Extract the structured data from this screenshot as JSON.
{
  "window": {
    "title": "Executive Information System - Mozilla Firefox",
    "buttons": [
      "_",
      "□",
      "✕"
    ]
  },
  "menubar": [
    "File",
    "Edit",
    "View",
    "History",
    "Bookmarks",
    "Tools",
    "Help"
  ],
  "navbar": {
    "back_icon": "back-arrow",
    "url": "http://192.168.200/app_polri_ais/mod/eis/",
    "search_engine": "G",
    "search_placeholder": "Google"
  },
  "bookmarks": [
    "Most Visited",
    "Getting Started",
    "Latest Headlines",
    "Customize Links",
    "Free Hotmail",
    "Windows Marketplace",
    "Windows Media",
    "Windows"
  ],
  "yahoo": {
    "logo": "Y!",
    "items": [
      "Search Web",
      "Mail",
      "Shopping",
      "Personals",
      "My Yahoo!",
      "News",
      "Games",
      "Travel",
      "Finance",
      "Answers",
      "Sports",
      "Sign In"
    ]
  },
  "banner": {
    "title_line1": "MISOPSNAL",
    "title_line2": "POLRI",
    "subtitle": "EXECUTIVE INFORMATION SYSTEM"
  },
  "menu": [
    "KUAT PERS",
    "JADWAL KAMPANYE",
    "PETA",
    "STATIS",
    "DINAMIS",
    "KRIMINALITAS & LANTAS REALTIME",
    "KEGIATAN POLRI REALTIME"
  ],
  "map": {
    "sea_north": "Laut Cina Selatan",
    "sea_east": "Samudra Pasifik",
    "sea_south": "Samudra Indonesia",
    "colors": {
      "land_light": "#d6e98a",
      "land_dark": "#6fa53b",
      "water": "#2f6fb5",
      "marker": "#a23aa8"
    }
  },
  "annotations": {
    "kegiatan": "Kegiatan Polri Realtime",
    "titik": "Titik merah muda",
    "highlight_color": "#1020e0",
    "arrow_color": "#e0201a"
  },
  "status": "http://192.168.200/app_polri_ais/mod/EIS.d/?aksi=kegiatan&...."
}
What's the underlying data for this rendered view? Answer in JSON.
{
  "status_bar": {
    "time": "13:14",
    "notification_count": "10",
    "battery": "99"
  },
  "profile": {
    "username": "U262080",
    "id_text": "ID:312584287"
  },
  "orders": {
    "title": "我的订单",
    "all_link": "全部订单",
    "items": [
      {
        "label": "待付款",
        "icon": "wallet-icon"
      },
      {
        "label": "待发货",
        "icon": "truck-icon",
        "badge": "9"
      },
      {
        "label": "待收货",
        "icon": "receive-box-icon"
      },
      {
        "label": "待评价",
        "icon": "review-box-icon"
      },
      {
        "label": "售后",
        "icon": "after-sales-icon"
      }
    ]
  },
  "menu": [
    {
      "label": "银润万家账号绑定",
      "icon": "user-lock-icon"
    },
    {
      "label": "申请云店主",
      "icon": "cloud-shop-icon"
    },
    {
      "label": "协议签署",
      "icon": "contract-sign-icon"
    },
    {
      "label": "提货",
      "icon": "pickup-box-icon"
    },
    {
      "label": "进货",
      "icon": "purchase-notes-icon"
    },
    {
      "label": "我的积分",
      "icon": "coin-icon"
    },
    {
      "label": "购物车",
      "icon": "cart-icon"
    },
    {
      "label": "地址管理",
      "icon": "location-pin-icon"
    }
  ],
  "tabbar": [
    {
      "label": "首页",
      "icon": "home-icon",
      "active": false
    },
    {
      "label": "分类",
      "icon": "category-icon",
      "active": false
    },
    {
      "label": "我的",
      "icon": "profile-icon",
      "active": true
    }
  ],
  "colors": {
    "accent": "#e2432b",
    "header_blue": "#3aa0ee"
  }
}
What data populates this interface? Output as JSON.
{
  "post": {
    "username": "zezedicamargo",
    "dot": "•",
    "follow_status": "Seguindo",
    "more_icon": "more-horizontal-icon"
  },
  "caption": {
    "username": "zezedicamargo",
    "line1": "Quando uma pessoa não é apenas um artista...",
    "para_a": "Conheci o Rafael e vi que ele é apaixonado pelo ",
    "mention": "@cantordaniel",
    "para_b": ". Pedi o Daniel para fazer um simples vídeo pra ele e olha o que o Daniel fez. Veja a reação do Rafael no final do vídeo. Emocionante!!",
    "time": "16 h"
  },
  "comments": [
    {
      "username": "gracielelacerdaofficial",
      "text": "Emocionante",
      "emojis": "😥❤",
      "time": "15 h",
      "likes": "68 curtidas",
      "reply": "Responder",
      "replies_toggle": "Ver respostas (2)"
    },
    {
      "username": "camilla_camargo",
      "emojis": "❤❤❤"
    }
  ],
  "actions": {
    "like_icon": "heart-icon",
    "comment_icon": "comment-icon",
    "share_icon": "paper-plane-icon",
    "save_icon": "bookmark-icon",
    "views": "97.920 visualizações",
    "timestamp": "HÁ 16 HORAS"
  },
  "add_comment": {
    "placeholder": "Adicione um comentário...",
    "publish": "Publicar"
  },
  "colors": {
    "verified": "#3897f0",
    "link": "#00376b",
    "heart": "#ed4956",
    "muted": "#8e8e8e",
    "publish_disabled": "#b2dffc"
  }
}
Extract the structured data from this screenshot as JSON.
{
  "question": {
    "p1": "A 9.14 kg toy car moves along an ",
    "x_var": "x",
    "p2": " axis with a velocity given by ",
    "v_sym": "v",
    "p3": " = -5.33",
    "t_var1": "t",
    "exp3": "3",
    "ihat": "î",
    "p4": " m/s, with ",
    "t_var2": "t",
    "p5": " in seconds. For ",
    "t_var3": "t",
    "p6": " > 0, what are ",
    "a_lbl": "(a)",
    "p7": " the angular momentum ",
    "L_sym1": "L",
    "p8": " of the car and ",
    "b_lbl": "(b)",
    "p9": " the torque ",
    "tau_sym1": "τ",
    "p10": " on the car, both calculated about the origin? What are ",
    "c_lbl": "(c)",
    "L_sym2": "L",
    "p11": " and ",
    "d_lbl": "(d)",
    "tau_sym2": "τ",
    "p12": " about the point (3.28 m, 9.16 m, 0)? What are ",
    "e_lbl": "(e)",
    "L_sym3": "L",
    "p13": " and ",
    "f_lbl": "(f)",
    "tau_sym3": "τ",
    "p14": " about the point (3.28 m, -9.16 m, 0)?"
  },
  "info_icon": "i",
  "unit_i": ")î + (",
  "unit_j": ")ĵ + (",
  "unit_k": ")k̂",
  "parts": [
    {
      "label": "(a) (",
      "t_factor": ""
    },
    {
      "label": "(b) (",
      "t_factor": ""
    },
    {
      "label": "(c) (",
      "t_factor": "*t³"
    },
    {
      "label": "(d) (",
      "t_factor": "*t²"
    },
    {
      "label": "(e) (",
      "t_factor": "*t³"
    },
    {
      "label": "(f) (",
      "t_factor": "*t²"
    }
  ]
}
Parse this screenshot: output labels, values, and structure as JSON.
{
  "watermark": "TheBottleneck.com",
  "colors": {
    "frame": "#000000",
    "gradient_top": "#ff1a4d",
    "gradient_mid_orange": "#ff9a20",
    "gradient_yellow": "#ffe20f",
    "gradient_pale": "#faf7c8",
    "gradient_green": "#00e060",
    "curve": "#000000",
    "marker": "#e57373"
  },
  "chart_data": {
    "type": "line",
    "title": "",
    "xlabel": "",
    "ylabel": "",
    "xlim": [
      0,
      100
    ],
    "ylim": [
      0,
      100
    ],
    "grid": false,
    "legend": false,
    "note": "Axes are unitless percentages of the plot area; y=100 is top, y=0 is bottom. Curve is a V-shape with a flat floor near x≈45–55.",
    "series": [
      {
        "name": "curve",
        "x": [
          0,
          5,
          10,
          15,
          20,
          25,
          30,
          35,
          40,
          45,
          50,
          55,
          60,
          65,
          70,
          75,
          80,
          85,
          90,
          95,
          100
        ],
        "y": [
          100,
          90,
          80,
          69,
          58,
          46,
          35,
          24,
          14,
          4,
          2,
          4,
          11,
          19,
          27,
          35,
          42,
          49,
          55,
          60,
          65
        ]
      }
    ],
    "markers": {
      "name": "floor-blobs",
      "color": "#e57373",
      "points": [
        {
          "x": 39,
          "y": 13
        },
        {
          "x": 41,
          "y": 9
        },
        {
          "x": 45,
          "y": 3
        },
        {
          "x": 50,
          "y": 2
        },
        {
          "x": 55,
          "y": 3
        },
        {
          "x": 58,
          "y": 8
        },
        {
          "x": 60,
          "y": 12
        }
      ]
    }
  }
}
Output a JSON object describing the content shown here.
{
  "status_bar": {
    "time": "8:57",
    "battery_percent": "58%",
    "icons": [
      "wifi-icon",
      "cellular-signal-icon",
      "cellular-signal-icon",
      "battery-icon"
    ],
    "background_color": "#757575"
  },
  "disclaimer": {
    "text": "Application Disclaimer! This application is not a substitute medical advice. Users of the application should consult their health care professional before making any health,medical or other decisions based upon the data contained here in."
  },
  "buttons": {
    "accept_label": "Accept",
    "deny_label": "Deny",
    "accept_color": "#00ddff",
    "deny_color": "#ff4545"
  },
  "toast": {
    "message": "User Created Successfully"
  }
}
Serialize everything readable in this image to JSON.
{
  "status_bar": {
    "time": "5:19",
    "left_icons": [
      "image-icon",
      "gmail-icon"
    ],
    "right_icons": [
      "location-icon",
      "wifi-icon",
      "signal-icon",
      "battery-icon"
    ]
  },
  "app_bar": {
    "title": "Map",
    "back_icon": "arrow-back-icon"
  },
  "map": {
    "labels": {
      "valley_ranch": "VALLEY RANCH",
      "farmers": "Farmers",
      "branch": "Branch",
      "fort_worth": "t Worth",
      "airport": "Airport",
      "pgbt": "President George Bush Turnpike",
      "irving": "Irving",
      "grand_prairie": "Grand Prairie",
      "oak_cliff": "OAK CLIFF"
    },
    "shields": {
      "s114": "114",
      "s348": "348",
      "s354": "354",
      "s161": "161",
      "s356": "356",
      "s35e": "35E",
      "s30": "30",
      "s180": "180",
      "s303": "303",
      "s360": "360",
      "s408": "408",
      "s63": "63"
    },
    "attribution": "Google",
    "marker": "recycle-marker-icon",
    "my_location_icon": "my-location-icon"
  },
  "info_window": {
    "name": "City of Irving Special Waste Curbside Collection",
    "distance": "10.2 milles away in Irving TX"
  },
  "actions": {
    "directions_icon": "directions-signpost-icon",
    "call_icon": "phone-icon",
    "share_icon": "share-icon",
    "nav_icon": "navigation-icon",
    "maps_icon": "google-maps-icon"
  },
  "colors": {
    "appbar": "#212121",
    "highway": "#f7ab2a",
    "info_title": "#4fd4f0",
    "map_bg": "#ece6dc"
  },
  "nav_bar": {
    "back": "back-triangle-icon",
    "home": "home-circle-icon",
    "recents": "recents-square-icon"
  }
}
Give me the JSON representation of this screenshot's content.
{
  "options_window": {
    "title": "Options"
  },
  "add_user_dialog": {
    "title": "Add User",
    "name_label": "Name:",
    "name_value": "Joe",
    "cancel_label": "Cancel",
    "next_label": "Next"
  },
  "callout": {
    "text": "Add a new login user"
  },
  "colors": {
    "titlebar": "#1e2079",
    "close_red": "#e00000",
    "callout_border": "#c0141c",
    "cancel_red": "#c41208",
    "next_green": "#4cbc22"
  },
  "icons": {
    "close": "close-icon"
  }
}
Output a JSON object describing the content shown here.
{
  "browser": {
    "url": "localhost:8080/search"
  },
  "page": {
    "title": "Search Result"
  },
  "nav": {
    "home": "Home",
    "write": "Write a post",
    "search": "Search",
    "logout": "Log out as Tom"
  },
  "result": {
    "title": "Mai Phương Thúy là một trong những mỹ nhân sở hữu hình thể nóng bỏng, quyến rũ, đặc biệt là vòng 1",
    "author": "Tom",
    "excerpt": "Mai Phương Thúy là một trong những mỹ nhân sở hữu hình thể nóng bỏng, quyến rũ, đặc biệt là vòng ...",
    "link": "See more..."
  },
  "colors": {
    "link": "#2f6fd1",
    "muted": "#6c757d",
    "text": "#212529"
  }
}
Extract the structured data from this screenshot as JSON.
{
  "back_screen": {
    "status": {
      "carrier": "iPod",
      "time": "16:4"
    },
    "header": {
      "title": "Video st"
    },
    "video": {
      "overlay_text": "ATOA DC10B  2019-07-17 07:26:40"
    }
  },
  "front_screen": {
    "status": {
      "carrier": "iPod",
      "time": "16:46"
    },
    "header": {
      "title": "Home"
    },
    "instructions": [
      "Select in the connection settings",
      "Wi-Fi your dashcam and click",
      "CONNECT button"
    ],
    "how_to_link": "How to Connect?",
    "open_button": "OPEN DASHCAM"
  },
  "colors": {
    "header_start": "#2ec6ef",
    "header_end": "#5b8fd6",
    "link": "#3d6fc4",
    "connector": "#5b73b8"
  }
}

What you have to do: Select and copy every line of the material that holds the string "floor".

The completed task:
    "note": "Axes are unitless percentages of the plot area; y=100 is top, y=0 is bottom. Curve is a V-shape with a flat floor near x≈45–55.",
      "name": "floor-blobs",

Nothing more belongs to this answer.